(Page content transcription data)

____________

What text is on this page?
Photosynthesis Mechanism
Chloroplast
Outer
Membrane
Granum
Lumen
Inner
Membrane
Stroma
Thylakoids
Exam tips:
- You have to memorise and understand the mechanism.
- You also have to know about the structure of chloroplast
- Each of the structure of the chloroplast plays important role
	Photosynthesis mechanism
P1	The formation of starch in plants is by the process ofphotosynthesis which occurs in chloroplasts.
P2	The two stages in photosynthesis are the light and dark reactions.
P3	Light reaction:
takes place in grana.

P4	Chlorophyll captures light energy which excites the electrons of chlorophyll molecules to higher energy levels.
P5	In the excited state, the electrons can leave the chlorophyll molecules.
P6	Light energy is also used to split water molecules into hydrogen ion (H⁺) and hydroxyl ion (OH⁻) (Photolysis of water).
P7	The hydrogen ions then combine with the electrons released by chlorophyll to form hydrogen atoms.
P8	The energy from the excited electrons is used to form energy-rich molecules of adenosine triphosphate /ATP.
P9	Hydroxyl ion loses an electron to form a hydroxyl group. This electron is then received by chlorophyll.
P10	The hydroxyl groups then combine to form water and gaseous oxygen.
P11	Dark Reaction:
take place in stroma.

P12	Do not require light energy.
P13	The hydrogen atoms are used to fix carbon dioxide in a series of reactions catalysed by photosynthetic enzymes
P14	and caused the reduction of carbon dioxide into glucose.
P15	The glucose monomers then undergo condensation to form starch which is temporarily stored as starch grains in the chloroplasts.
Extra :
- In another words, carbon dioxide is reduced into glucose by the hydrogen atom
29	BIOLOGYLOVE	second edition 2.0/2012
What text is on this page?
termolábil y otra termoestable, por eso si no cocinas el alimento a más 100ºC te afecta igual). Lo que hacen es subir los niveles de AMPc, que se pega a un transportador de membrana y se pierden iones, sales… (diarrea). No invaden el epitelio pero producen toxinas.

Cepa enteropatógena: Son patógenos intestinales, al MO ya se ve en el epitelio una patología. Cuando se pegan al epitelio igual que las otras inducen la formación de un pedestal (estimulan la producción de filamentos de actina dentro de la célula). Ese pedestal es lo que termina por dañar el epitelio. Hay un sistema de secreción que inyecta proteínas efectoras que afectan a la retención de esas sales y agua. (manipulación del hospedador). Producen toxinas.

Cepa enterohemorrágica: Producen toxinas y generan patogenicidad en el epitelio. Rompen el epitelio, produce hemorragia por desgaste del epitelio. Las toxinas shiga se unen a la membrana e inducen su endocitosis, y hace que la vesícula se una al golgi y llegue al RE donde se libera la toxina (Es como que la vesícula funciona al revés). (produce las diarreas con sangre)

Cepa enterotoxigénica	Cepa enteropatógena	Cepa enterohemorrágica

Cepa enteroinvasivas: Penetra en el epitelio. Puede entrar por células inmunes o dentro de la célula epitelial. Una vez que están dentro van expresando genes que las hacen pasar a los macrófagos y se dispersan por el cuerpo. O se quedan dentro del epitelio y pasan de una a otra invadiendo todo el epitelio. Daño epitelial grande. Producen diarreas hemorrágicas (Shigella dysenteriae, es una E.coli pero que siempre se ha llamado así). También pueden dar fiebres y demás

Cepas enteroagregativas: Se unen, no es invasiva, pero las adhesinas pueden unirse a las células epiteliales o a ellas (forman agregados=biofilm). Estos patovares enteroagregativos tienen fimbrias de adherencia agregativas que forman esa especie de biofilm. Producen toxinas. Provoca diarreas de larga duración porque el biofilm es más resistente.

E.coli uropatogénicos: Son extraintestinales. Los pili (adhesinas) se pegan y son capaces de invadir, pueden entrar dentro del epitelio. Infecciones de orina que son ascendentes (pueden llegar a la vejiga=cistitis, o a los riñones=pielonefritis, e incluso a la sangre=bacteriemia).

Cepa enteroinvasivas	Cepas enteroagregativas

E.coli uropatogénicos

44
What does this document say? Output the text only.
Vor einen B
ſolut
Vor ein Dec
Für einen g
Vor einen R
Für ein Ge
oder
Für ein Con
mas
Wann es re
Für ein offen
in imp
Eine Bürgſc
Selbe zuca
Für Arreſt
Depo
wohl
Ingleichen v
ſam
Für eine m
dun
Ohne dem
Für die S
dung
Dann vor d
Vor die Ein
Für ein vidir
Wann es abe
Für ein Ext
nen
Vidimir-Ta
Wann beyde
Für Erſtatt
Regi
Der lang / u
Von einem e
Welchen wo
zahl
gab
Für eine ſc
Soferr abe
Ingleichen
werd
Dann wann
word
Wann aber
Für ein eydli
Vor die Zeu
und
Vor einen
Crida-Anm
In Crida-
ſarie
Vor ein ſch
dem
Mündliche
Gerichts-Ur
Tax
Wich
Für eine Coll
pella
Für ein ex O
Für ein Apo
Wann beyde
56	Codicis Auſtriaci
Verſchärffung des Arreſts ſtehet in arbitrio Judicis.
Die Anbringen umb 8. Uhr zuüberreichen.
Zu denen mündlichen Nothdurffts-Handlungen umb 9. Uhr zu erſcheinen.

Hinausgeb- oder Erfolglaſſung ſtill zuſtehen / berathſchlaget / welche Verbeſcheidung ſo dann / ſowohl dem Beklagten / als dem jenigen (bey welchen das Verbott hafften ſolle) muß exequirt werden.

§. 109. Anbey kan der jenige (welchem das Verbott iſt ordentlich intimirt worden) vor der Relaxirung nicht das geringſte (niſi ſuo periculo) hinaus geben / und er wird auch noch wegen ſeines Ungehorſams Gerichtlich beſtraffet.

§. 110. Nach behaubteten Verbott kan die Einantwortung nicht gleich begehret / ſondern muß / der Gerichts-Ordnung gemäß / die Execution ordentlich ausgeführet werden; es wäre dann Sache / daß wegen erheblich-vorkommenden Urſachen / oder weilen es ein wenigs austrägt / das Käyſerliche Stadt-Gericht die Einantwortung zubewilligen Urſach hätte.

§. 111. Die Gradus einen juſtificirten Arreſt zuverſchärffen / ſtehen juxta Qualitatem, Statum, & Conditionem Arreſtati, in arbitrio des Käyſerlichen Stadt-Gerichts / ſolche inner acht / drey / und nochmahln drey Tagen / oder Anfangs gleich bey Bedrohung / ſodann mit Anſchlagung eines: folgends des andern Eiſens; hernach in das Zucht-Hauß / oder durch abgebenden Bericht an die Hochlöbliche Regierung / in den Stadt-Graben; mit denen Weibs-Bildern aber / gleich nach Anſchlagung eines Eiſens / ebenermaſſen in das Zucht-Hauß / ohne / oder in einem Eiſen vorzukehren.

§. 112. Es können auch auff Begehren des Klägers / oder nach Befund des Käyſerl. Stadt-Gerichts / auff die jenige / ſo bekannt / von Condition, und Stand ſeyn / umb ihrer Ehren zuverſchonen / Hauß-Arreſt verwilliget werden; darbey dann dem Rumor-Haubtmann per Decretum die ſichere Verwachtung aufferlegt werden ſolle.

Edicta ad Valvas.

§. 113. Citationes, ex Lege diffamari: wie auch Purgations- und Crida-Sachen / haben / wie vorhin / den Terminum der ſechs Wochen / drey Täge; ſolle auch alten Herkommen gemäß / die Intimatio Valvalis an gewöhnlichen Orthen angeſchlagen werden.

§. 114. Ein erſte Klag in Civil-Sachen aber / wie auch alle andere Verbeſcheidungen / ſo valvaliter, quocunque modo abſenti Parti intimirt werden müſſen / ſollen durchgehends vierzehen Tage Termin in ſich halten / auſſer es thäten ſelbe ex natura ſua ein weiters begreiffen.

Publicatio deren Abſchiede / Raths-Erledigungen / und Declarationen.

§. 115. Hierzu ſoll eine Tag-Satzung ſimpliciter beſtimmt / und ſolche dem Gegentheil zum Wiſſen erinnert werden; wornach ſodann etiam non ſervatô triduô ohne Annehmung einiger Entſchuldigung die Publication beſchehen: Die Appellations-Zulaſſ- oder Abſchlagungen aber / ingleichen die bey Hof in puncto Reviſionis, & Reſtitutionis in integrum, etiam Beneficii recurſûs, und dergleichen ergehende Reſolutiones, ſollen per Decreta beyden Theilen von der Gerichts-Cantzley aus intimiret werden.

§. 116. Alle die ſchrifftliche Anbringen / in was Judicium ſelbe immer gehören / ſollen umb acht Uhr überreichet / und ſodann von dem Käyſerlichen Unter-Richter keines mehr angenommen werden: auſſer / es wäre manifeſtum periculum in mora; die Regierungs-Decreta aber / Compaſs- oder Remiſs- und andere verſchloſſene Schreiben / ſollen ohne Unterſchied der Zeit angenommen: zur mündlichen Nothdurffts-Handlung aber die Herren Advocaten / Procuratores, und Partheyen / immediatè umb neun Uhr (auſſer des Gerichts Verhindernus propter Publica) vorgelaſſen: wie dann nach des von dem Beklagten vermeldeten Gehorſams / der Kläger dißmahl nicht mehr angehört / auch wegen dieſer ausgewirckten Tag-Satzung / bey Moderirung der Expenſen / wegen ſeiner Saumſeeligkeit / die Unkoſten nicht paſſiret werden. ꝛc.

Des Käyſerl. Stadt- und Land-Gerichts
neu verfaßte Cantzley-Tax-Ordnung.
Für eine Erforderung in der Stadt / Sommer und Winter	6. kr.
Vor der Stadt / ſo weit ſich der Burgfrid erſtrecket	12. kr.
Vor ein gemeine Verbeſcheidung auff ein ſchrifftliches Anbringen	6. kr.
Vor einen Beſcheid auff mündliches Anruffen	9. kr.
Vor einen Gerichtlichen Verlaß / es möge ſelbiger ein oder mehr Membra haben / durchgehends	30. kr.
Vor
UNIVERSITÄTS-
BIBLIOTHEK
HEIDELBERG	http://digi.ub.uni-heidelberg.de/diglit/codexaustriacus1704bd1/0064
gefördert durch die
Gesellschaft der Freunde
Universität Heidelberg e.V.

____________

▶ Task:
Write down every line of the data above that includes the string "structure".

▶ Response below:
- You also have to know about the structure of chloroplast
- Each of the structure of the chloroplast plays important role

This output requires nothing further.